[ESTRATTO DELLA PAGINA]:
+ + + + + + +

Utopia e realismo
Può davvero profilarsi, un giorno futuro, la realtà di un mondo senza armi? Potranno assistere i nostri nipoti – o i figli dei nostri nipoti – alla celebrazione universale per la fine di ogni tipo di guerra? Potrà la pace sventolare dai tetti di tutte le città del mondo, diventare il punto di non ritorno di una civiltà finalmente libera dalla violenza e connessa con rapporti di amicizia e concordia con tutti i popoli che la abitano?
Sogni e sognatori
Se il sogno di Thomas More era arrivato a ipotizzare una società che nel cuore atroce del conflitto, come conquista di terre e imposizione di fedi e di identità culturali (la conquista dell’America entrava, in quegli anni, nella fase più cruenta della mattanza), avesse la consapevolezza che la guerra fosse qualcosa di assolutamente belluino “anche se nessuna specie di belve ricorre ad essa altrettanto quanto l’uomo” – e dunque accettabile solo come strumento di difesa – l’occhio utopico del pacifista del terzo millennio immagina il tempo assoluto della nonviolenza, la fine degli eserciti, la chiusura di ogni fabbrica di armi, la condanna finale di ogni violenza di sistema: ‘Puoi dire che sono un sognatore / Ma non sono il solo / Spero che ti unirai a noi anche tu un giorno / E il mondo vivrà in armonia’ (John Lennon, Imagine)”.

+ + + + + + +

[ELENCO MOSTRATO]:
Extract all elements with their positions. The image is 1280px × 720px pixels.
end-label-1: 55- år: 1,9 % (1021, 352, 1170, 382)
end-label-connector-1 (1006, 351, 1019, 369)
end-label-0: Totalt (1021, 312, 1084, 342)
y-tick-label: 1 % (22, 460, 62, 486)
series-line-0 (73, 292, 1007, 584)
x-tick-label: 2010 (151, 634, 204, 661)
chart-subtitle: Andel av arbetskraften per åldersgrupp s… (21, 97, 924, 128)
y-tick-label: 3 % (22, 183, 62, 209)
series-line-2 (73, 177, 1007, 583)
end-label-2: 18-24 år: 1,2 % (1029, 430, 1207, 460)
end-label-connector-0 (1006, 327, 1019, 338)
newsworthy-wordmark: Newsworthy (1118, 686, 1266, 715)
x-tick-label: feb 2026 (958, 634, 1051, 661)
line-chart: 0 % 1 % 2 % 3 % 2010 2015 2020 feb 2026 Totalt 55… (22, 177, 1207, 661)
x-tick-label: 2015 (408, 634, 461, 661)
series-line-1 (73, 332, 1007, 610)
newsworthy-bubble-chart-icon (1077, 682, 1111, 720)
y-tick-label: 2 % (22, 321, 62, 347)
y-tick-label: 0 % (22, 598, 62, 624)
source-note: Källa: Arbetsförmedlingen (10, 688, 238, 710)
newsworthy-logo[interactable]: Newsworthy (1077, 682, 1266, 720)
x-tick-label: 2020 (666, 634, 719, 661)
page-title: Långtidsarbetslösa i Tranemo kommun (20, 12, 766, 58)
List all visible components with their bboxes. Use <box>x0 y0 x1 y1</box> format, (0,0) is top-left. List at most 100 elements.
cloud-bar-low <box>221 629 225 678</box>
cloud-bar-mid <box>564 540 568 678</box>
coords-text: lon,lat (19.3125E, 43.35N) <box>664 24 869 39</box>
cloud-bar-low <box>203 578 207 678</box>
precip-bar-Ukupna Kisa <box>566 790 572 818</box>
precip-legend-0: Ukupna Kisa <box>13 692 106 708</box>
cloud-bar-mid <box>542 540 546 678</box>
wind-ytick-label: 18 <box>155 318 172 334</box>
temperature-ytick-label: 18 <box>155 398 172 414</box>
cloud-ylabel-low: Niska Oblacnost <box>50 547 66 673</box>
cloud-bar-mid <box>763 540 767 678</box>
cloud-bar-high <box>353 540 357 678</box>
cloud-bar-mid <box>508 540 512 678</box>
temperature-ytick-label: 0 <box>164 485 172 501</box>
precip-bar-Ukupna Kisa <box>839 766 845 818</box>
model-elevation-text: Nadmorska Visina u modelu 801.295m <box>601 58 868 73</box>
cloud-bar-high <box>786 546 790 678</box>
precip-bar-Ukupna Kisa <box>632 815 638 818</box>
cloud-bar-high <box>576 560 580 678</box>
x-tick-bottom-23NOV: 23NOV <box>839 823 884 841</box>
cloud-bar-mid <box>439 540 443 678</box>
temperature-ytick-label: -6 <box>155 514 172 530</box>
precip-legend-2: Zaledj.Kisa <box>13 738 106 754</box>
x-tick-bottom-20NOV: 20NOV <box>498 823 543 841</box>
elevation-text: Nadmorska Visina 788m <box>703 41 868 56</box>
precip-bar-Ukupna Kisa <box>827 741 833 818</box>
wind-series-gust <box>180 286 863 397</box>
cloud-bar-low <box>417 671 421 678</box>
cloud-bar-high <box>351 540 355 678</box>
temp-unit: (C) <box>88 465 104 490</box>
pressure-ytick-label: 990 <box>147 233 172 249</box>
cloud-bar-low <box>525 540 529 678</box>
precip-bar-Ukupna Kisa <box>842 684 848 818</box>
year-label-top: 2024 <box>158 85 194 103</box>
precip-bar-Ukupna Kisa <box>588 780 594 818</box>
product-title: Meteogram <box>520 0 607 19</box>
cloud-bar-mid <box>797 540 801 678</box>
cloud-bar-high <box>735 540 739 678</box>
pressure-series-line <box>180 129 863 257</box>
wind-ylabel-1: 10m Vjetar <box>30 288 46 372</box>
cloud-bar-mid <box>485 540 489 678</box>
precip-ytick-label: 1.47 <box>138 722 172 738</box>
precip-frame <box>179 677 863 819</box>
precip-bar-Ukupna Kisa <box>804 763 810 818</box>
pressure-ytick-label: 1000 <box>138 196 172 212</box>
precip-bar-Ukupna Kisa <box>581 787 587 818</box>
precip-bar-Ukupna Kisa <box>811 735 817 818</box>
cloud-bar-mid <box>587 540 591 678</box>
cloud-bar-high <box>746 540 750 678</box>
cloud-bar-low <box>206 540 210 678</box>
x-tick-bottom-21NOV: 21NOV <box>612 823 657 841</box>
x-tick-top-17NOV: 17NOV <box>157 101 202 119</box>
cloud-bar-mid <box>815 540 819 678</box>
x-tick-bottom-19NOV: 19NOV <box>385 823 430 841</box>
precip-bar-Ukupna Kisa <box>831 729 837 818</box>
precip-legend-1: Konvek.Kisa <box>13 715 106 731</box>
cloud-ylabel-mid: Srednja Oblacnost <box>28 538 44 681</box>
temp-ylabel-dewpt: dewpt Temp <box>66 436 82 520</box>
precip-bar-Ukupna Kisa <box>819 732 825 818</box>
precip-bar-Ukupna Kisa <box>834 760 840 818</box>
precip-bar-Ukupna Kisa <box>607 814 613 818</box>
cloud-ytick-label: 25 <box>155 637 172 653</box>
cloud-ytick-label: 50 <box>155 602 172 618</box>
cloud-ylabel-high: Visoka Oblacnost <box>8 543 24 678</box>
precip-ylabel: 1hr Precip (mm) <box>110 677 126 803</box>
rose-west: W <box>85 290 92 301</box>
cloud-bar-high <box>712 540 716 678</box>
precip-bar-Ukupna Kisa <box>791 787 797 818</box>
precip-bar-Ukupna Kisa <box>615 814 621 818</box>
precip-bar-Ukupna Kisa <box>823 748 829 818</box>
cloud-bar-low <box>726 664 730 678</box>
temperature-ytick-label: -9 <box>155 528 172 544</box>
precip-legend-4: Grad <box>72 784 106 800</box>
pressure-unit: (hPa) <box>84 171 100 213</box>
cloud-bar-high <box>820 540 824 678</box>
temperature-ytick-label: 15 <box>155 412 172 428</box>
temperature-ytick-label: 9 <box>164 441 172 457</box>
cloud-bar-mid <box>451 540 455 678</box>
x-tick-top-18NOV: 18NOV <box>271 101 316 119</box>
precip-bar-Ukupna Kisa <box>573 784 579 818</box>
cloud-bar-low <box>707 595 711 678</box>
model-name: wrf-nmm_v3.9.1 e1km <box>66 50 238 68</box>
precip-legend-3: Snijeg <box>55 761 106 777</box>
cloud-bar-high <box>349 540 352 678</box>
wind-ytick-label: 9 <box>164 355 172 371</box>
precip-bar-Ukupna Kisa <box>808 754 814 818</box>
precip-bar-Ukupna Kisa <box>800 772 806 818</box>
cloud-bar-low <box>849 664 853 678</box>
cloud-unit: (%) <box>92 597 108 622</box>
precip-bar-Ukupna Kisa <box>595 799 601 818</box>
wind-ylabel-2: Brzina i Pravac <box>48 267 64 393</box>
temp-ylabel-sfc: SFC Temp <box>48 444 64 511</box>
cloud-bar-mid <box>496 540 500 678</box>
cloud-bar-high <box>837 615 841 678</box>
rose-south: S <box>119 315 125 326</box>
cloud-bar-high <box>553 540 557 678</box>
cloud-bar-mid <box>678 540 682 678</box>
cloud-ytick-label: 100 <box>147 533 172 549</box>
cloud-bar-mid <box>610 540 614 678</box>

+ + + + + + +

[COSA FARAI]: Restituisci senza modifiche la parte del brano su utopia e realismo compresa tra "Utopia e realismo" e "che la abitano?", estremi inclusi.

[SOLUZIONE DELL'ESERCIZIO]:
Utopia e realismo
Può davvero profilarsi, un giorno futuro, la realtà di un mondo senza armi? Potranno assistere i nostri nipoti – o i figli dei nostri nipoti – alla celebrazione universale per la fine di ogni tipo di guerra? Potrà la pace sventolare dai tetti di tutte le città del mondo, diventare il punto di non ritorno di una civiltà finalmente libera dalla violenza e connessa con rapporti di amicizia e concordia con tutti i popoli che la abitano?